• **Breve esercizio**
Prosegui il testo sui lavori di Michele Ciacciofera, riprendendo subito dopo la sua ultima frase.
── Estratto del testo
I lavori di Michele Ciacciofera non restano però chiusi all’interno di un’arte di denunzia, che sarebbe un operazione demagogica e “passatista”, si aprono attraverso i temi affrontati ad una diversa prospettiva che porta l’opera d’arte ad essere rappresentazione di un clima e di un paesaggio in cui i Prigionieri non sono solo gli ospiti di Guantanamo Bay o Abu Ghraib, imbavagliati o costretti dentro un lenzuolo, essi sono appunto l’archetipo di una condizione che attraversa tempo e spazio nella storia dell’umanità con una continuità ininterrotta su cui sembra necessario riflettere e che rimanda a qualsiasi sopraffazione non solo fisica, militare o punitiva, ma anche psicologica, mentale o di carattere politico e delinquenziale. Come, per esempio, dinanzi alle bocche cucite con il nastro adesivo non pensare alla censura, all’impossibilità di avere un’ opinione fuori dal coro o ai fatti criminali riportati ogni giorno in cronaca? Tutti siamo prigionieri di qualcosa o di qualcuno. La libertà rimane un’utopia o meglio una mancata consapevolezza.
────
── Elenco
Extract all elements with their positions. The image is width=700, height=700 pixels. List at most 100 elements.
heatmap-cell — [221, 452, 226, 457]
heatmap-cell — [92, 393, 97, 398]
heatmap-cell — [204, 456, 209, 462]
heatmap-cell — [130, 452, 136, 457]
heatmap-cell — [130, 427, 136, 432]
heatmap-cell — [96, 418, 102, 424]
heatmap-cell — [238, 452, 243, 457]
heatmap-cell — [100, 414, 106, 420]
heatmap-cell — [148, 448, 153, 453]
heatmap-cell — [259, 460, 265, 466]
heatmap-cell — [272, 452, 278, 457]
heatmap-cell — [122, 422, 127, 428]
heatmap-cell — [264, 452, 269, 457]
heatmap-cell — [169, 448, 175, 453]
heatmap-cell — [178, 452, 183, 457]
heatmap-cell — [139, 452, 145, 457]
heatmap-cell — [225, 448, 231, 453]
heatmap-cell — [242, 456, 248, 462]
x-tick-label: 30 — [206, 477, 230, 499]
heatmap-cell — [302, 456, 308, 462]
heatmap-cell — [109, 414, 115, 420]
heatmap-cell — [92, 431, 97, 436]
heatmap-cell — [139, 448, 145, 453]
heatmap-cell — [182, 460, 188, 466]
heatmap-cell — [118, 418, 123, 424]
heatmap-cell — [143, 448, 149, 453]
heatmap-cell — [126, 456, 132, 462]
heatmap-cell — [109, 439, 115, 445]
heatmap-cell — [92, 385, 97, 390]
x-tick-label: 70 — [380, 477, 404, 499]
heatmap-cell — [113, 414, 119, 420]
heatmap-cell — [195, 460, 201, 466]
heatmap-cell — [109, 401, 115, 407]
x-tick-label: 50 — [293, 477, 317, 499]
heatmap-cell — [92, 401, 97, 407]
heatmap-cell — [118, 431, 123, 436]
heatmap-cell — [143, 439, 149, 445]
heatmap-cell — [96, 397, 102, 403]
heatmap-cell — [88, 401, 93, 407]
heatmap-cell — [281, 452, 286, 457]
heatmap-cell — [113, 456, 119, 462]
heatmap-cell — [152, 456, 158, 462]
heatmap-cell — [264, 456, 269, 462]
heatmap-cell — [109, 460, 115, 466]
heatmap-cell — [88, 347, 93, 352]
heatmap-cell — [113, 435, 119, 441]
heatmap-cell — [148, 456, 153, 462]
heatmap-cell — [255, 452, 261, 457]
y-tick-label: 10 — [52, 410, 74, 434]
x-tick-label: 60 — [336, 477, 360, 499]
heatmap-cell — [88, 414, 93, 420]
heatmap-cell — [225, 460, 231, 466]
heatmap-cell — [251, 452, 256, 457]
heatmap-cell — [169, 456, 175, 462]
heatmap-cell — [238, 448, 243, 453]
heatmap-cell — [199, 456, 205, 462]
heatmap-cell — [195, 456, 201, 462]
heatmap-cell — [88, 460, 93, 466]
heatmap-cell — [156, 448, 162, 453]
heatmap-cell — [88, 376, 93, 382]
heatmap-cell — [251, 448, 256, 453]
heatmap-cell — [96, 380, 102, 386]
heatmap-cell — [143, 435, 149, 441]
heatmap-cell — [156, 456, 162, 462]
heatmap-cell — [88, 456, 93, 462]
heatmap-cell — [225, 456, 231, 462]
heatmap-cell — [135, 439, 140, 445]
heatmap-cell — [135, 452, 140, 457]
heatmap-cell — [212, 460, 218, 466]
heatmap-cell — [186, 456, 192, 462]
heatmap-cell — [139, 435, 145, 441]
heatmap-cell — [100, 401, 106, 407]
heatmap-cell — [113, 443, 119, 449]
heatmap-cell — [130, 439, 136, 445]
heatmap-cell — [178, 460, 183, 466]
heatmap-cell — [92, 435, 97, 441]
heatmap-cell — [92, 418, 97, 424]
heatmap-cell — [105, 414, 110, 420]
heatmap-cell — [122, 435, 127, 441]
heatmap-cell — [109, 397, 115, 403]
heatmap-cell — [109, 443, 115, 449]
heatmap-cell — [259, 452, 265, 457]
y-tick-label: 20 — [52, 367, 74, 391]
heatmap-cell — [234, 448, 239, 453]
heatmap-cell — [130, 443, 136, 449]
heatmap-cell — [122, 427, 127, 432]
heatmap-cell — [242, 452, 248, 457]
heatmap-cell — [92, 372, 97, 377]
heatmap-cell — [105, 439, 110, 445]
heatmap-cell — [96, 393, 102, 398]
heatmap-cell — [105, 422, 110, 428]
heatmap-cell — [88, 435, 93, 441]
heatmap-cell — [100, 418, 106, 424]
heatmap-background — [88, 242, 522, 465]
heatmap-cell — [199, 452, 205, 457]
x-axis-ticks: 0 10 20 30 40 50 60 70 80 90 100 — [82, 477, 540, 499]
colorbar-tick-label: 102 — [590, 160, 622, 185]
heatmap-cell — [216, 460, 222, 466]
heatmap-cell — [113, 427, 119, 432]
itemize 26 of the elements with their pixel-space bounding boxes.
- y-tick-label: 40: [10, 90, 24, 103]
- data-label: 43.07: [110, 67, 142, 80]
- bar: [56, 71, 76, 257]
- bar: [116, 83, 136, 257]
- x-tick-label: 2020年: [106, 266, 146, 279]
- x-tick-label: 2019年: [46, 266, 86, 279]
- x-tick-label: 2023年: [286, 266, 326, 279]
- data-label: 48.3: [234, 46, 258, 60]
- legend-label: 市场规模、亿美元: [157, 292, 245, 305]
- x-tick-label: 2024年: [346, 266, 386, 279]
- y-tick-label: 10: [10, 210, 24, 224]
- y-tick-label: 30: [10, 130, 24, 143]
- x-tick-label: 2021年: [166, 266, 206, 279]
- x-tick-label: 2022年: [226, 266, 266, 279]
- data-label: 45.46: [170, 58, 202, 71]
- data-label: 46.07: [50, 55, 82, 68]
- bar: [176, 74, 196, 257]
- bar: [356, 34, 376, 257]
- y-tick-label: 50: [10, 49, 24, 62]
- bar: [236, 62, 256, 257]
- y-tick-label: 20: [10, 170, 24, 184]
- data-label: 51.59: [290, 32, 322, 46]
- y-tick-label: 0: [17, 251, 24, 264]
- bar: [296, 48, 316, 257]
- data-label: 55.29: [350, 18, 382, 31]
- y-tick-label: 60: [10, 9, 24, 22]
────
• **Risposta**
E così anche nel dipinto del Soldato è facile, troppo facile, vedere un soldato americano a contraltare dei prigionieri islamici, ma quel soldato potrebbe essere inglese, francese, italiano cosa importa? E’ anche lui un prigioniero di una logica molto più grande dei suoi vent’anni, è carnefice e vittima allo stesso tempo. Come tutti in quel contesto che però è anche il nostro da cui non sfuggiamo, non possiamo sfuggire.
I Deserti invece restano come l’unica verità, come la terra madre, la natura che cancella il crimine, l’odio, le passioni e le fazioni mantenendo immutato il ritmo della vita con i colori delle stagioni, del giorno e della notte, della morte e della vita.
A qualcuno che obietta che l’arte debba avere altre finalità, altri scopi e anzi debba ristorarci, farci evadere, riportare bellezza e serenità nelle nostre case o debba rappresentare il nostro tempo dal pensiero debole con stupidi pupazzetti o con una figurazione infantile e ingigantita che in questo momento impazza all’interno di un ributtante sistema dell’arte, le opere di Ciacciofera rispondono con la bellezza e il valore morale che certa pittura ha il merito di possedere. Da sempre, da Goya a Bacon.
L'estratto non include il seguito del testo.